#### [WRITTEN REQUEST A]
Duplicate the rows verbatim, starting from the first row and ending with the row that contains "table-row[interactable]: 34 Hülya", including both of those rows.

+ + + +

Pushing Against the Restrictions of Biography

What can seem a frustrating limitation is also a glory: No biography — not even the so-called definitive ones — can have the last word.

Walter Benington via Wikimedia Commons
Lydia Lopokova and John Maynard Keynes, circa 1920s. Walter Benington via Wikimedia Commons

‘Firebird: A Bloomsbury Love Story’
By Susan Sellers
Edward Everett Root, Publishers, 217 pages

‘The Mitford Affair: A Novel’
By Marie Benedict
Sourcebooks, Landmark, 352 pages

“The curtain rises and the audience settles expectantly. London, in this spring of 1921, is in thrall to the Russian ballet.” So begins Susan Sellers’s superb biographical novel about economist John Maynard Keynes and dancer Lydia Lopokova. This unlikely match between a confirmed homosexual and a decidedly loquacious, undereducated artist scandalized his Bloomsbury cohort, even though they were not exactly known for conventional behavior.

Ms. Sellers, a professor of English at the University of St. Andrews, hews closely to the facts, but adds in her acknowledgments: “I have not consciously introduced any element for which there is not already a suggestion in what is known of their lives.” 

Ah, “consciously.” It is a good word to use, as both biographical novelists and biographers have their lapses — sometimes, without seeming to realize that they are unconsciously straying far from the provable record. Reviewers love to quibble with biographers, snatching up scenes and words that seem more fiction than fact.

+ + + +

#### [WRITTEN REQUEST B]
Answer these questions from the book review:
(i) Which publisher issued "Firebird: A Bloomsbury Love Story"?
(ii) What position does Susan Sellers hold, and at which university?
(iii) In what year is London described as being in thrall to the Russian ballet?

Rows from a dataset
+ + + +

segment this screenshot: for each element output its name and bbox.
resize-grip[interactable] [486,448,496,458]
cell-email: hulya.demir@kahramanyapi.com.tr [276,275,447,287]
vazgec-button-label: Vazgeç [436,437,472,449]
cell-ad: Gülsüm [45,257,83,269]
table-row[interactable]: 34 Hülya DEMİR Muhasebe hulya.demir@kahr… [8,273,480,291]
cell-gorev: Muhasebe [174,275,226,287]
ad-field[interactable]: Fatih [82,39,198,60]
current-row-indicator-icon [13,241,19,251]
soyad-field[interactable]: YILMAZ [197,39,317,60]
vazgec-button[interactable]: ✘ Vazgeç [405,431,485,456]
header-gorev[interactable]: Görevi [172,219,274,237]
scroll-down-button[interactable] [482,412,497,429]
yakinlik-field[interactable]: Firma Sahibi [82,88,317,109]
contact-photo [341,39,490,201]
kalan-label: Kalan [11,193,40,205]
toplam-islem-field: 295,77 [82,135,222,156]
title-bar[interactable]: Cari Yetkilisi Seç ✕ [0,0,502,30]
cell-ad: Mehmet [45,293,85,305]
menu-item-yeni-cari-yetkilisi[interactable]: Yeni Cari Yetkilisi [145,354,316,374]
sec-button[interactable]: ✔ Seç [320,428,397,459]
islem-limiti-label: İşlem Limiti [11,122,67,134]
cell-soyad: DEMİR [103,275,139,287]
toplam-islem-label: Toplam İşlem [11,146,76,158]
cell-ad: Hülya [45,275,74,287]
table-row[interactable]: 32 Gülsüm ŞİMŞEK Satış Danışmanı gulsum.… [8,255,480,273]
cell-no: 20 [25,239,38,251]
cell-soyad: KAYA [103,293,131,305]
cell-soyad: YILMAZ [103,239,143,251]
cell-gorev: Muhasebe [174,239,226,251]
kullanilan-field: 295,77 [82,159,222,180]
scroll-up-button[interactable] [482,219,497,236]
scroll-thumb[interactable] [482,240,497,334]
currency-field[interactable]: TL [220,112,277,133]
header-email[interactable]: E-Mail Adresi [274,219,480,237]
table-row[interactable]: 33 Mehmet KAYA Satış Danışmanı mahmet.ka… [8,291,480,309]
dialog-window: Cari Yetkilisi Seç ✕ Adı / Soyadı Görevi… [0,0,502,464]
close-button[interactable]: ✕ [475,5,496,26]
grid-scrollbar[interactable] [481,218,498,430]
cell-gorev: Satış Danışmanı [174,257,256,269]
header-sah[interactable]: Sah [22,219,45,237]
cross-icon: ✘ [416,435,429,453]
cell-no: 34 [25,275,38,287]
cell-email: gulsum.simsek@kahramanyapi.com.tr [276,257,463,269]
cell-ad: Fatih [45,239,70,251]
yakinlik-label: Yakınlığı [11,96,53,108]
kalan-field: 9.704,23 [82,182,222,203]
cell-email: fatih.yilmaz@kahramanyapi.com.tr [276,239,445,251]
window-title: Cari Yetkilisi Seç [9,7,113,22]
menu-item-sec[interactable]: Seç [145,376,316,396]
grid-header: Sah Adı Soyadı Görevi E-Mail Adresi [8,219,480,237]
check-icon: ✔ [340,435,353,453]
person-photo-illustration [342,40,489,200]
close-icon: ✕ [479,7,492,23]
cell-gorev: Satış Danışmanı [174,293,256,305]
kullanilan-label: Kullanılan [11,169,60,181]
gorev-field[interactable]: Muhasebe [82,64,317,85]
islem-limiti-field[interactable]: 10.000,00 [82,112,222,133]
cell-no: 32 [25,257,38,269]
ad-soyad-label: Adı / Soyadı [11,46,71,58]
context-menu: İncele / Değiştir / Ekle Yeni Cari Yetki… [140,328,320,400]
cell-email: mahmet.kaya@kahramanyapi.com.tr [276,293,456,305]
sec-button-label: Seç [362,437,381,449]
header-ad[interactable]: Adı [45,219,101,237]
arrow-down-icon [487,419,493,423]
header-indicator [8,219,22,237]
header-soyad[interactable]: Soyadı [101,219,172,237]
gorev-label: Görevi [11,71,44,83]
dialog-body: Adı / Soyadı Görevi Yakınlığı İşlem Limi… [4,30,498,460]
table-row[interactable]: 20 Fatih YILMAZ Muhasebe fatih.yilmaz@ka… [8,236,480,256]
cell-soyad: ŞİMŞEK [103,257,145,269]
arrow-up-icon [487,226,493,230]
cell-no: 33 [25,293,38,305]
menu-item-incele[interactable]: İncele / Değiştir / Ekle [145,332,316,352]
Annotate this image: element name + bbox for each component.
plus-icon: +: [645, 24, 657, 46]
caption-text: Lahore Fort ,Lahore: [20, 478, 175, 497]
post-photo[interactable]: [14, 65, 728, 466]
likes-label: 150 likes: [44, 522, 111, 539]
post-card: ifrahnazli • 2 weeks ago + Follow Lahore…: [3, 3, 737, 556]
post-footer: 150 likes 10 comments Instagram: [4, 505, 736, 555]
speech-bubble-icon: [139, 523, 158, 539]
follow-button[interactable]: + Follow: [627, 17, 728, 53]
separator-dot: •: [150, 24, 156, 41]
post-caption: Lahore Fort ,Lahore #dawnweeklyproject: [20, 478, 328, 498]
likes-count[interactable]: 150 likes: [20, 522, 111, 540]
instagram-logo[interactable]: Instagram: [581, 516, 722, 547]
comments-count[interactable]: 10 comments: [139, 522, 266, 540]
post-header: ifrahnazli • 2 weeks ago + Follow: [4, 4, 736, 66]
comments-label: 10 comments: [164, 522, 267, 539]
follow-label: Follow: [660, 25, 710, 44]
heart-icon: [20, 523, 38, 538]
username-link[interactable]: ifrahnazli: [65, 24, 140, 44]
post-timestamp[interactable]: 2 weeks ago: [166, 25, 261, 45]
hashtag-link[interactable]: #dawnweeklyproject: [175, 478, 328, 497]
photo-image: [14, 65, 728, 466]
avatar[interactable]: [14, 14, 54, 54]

+ + + +

#### [SOLUTION A]
segment this screenshot: for each element output its name and bbox.
resize-grip[interactable] [486,448,496,458]
cell-email: hulya.demir@kahramanyapi.com.tr [276,275,447,287]
vazgec-button-label: Vazgeç [436,437,472,449]
cell-ad: Gülsüm [45,257,83,269]
table-row[interactable]: 34 Hülya DEMİR Muhasebe hulya.demir@kahr… [8,273,480,291]

#### [SOLUTION B]
(i) Edward Everett Root, Publishers
(ii) Professor of English at the University of St. Andrews
(iii) 1921